━━━━━ RECORDS TO USE
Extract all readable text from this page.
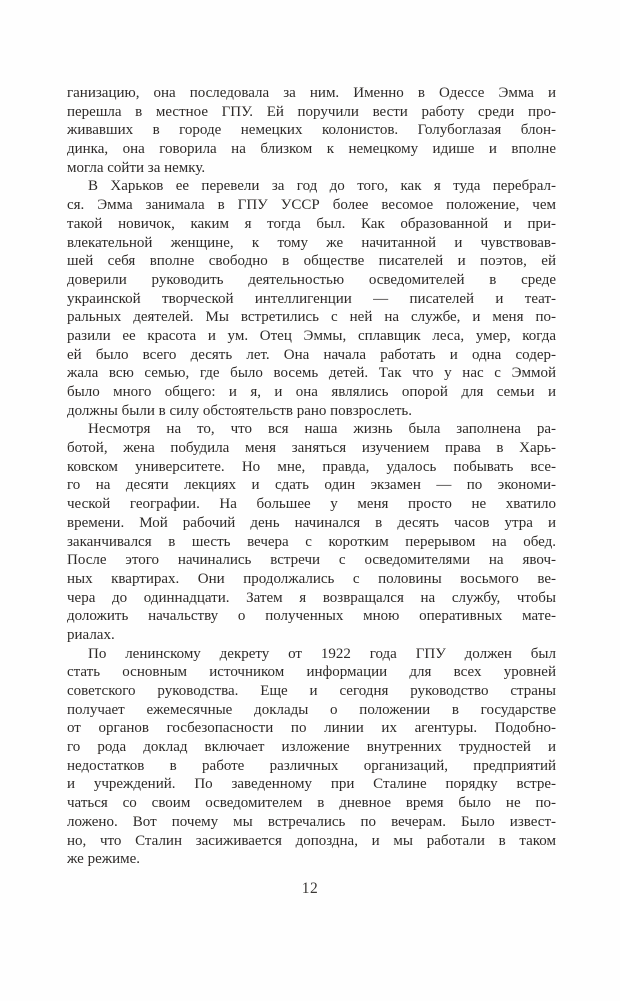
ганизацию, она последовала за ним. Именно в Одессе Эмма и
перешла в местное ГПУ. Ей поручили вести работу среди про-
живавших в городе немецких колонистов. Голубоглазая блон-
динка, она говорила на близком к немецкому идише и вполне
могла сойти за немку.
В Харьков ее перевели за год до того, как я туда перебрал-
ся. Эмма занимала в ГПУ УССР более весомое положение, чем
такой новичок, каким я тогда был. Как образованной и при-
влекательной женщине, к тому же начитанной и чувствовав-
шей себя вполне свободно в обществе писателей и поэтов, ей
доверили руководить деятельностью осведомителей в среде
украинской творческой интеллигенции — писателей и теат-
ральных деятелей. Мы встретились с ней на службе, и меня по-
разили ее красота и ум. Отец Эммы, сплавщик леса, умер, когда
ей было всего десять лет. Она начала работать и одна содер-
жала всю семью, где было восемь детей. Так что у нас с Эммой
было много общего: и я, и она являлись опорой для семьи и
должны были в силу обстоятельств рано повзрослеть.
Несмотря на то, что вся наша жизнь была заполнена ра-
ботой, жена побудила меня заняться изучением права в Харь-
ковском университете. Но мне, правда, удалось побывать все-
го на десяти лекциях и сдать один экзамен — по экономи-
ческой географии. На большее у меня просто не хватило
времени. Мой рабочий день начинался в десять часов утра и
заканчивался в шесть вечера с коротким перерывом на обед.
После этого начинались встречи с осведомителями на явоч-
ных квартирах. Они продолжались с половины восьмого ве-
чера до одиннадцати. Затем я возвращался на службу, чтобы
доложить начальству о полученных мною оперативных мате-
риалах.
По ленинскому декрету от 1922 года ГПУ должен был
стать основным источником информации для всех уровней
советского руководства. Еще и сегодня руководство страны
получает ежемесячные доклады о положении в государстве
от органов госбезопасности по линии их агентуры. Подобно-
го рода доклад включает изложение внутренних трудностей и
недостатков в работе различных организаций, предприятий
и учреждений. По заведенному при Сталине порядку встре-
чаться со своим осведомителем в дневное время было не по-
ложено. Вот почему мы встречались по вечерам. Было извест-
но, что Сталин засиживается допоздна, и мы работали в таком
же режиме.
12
━━━━━━━━━━
## JOB
Reproduce all of the data exactly; the pictures do not belong in the copy.

## EXERCISE RESULT
Extract all readable text from this page.
ганизацию, она последовала за ним. Именно в Одессе Эмма и
перешла в местное ГПУ. Ей поручили вести работу среди про-
живавших в городе немецких колонистов. Голубоглазая блон-
динка, она говорила на близком к немецкому идише и вполне
могла сойти за немку.
В Харьков ее перевели за год до того, как я туда перебрал-
ся. Эмма занимала в ГПУ УССР более весомое положение, чем
такой новичок, каким я тогда был. Как образованной и при-
влекательной женщине, к тому же начитанной и чувствовав-
шей себя вполне свободно в обществе писателей и поэтов, ей
доверили руководить деятельностью осведомителей в среде
украинской творческой интеллигенции — писателей и теат-
ральных деятелей. Мы встретились с ней на службе, и меня по-
разили ее красота и ум. Отец Эммы, сплавщик леса, умер, когда
ей было всего десять лет. Она начала работать и одна содер-
жала всю семью, где было восемь детей. Так что у нас с Эммой
было много общего: и я, и она являлись опорой для семьи и
должны были в силу обстоятельств рано повзрослеть.
Несмотря на то, что вся наша жизнь была заполнена ра-
ботой, жена побудила меня заняться изучением права в Харь-
ковском университете. Но мне, правда, удалось побывать все-
го на десяти лекциях и сдать один экзамен — по экономи-
ческой географии. На большее у меня просто не хватило
времени. Мой рабочий день начинался в десять часов утра и
заканчивался в шесть вечера с коротким перерывом на обед.
После этого начинались встречи с осведомителями на явоч-
ных квартирах. Они продолжались с половины восьмого ве-
чера до одиннадцати. Затем я возвращался на службу, чтобы
доложить начальству о полученных мною оперативных мате-
риалах.
По ленинскому декрету от 1922 года ГПУ должен был
стать основным источником информации для всех уровней
советского руководства. Еще и сегодня руководство страны
получает ежемесячные доклады о положении в государстве
от органов госбезопасности по линии их агентуры. Подобно-
го рода доклад включает изложение внутренних трудностей и
недостатков в работе различных организаций, предприятий
и учреждений. По заведенному при Сталине порядку встре-
чаться со своим осведомителем в дневное время было не по-
ложено. Вот почему мы встречались по вечерам. Было извест-
но, что Сталин засиживается допоздна, и мы работали в таком
же режиме.
12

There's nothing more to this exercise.